Gather up every line from the entries below that uses the word "Wert".

===== SUPPLIED DATA =====

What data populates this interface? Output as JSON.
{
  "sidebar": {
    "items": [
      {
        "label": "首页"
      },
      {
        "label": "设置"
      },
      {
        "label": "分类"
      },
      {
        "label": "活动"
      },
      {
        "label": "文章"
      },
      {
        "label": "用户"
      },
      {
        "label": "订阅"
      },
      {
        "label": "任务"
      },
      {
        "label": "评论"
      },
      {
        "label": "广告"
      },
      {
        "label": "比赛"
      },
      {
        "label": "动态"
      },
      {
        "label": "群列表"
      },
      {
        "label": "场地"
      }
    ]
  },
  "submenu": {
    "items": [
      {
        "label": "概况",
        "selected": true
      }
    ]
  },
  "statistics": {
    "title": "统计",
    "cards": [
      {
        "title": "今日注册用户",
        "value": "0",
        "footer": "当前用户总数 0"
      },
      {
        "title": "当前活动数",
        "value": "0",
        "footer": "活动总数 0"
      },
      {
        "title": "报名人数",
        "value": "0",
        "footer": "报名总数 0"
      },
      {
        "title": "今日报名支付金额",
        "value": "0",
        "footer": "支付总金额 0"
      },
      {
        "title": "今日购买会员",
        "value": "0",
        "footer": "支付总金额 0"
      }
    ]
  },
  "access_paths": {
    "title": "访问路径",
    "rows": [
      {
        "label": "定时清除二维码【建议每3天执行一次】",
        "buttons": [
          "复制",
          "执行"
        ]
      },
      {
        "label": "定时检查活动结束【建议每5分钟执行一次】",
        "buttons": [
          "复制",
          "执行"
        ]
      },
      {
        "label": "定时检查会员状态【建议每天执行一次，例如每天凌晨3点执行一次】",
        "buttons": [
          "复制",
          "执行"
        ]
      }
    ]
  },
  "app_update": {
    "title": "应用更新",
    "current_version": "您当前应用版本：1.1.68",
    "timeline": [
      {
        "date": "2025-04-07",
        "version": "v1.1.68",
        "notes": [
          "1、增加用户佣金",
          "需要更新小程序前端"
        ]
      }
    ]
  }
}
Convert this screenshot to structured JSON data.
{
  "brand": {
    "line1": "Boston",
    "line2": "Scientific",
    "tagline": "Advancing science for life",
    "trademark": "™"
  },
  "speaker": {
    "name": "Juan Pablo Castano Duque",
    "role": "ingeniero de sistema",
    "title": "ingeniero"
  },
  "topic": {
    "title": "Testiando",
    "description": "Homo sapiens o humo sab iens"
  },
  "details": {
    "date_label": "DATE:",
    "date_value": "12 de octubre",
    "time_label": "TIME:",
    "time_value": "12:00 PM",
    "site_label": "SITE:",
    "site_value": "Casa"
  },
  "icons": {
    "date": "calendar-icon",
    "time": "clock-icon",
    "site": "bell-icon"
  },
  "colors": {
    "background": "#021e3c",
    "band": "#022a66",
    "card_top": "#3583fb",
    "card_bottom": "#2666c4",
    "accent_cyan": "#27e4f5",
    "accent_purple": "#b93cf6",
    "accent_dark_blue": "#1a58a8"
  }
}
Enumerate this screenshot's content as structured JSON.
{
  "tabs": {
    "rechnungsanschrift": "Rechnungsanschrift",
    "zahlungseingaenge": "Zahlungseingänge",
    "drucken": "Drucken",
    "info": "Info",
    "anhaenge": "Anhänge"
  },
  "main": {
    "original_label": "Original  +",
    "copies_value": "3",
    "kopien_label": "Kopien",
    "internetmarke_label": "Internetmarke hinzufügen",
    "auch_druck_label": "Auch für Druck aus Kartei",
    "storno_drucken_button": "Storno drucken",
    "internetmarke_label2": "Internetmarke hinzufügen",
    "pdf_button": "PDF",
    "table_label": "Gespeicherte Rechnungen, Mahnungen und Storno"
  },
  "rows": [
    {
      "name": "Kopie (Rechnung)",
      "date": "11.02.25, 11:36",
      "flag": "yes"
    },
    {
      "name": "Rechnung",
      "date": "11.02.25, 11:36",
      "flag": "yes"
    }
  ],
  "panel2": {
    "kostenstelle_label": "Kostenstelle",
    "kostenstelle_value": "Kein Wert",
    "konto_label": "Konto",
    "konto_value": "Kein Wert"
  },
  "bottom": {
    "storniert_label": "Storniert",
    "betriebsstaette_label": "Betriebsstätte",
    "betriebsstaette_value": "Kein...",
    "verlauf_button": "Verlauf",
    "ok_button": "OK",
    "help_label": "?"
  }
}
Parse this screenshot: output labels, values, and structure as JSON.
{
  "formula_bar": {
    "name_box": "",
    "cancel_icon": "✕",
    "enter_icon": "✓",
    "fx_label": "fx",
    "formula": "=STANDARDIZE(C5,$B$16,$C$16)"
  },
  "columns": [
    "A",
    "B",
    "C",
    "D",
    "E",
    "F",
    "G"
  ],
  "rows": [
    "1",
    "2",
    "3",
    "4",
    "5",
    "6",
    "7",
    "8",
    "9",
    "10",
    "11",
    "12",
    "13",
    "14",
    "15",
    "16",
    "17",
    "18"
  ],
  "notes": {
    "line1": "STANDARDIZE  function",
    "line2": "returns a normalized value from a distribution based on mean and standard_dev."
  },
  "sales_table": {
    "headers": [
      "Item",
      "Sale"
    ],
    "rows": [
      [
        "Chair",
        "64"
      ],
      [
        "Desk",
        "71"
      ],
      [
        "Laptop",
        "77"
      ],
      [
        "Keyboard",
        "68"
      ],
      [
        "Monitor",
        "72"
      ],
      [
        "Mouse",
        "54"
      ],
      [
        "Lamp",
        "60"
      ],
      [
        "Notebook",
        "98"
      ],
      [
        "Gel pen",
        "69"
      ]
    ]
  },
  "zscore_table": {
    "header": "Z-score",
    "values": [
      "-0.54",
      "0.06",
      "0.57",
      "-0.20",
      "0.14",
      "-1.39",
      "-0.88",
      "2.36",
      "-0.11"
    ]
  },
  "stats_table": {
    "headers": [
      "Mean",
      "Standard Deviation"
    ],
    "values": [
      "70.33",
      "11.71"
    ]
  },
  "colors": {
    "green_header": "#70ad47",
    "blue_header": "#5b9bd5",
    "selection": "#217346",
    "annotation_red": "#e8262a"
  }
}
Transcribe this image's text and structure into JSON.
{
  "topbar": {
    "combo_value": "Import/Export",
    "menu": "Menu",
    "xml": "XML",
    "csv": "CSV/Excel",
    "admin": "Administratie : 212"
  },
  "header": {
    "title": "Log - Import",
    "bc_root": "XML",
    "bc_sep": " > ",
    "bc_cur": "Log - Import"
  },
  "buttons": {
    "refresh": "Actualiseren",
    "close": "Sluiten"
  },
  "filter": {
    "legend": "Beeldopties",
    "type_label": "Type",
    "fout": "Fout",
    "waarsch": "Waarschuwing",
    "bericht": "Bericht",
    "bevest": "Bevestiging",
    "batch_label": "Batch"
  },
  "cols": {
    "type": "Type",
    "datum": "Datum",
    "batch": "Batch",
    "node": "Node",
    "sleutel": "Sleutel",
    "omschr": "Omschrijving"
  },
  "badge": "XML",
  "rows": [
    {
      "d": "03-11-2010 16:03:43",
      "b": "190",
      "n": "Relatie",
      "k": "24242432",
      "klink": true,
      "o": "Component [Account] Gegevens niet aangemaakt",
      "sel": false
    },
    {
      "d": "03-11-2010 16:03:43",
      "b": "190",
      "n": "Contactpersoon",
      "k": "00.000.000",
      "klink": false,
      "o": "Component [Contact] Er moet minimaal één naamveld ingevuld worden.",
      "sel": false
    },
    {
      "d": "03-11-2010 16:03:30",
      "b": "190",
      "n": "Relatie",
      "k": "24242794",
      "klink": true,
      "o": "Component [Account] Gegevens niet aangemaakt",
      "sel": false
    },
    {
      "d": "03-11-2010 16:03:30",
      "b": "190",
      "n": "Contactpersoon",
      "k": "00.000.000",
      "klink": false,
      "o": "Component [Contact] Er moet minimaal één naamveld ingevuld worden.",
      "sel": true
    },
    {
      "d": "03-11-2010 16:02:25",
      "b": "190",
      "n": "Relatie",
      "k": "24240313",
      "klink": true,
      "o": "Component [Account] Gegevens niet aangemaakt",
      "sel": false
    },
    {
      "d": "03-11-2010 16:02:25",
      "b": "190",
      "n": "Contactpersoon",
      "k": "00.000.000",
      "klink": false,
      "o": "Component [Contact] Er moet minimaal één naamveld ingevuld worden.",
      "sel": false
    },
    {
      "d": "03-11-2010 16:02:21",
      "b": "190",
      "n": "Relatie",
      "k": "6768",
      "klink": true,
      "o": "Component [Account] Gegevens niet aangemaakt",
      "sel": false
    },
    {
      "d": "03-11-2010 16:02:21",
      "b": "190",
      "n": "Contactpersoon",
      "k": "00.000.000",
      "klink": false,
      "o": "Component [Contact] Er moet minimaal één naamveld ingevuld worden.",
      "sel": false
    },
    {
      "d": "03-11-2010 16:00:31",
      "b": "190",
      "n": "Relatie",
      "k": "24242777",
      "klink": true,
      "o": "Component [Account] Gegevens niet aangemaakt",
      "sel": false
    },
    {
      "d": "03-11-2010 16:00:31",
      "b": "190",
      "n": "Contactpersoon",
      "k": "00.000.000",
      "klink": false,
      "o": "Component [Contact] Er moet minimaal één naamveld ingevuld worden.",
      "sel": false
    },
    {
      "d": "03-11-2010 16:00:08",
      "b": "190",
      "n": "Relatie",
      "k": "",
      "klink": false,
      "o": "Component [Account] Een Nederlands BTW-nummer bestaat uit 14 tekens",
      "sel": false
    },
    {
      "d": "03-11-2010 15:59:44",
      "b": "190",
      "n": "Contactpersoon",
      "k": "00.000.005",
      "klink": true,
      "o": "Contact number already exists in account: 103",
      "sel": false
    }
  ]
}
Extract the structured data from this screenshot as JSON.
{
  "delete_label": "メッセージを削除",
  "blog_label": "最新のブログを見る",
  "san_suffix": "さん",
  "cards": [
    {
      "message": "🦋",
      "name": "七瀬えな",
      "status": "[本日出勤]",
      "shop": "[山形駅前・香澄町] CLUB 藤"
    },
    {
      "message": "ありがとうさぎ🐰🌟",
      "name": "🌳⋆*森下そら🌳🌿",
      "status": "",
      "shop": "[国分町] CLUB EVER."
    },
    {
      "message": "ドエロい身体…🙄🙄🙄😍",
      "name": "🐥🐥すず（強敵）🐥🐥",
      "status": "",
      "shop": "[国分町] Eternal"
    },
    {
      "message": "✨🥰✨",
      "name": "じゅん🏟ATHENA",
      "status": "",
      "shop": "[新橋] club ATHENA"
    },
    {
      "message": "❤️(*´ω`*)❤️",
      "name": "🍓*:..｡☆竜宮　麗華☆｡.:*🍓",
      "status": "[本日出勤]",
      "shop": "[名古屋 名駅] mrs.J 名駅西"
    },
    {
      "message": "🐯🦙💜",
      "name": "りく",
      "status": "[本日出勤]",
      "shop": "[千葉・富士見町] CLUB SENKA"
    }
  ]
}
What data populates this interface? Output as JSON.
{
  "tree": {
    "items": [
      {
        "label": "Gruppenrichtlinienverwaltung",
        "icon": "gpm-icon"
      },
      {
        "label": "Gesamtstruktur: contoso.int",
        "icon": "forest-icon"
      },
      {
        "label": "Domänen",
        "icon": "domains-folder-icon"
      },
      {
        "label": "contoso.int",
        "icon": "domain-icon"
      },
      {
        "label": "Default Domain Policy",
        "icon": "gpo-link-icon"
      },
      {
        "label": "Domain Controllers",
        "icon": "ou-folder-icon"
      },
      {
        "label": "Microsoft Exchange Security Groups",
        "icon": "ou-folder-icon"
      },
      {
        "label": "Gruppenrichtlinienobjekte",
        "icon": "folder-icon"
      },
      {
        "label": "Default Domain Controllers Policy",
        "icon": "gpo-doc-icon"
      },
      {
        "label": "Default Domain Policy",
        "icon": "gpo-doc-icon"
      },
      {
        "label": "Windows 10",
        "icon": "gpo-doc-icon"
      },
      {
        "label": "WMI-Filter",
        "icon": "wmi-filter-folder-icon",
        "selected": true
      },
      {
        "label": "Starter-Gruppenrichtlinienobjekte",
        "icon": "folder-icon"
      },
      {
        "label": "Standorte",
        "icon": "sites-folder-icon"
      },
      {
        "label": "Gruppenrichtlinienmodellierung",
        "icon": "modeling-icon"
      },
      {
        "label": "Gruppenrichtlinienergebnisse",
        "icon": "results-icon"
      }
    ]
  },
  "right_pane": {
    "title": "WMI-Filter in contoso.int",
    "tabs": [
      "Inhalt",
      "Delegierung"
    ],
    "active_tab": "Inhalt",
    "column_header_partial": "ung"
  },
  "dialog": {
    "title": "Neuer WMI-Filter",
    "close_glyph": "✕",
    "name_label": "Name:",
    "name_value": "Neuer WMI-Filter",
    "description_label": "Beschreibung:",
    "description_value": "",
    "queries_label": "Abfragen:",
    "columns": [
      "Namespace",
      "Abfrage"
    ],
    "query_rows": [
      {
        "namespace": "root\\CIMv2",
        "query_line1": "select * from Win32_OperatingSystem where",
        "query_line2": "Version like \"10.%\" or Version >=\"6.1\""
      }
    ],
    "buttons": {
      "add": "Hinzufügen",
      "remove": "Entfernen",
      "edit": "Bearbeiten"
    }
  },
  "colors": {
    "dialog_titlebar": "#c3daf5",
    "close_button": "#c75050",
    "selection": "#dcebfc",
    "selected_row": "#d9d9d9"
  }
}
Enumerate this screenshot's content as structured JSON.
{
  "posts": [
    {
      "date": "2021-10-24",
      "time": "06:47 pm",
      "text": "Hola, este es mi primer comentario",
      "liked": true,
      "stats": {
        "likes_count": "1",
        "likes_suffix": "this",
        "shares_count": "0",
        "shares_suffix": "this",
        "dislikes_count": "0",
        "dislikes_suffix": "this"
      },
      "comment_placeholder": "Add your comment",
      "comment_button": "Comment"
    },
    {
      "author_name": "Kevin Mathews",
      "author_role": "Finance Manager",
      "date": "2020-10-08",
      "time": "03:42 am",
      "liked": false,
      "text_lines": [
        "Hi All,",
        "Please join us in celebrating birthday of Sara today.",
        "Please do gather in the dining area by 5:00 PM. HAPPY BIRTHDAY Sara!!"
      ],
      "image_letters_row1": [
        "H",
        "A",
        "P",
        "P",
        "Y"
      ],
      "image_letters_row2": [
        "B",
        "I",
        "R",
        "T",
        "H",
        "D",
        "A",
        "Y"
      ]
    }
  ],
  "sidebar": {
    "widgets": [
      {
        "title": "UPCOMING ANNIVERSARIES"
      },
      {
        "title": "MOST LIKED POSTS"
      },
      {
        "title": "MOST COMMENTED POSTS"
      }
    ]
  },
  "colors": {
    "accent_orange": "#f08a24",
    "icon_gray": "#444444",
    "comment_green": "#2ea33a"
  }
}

=====

SOLVED PROBLEM:
    "kostenstelle_value": "Kein Wert",
    "konto_value": "Kein Wert"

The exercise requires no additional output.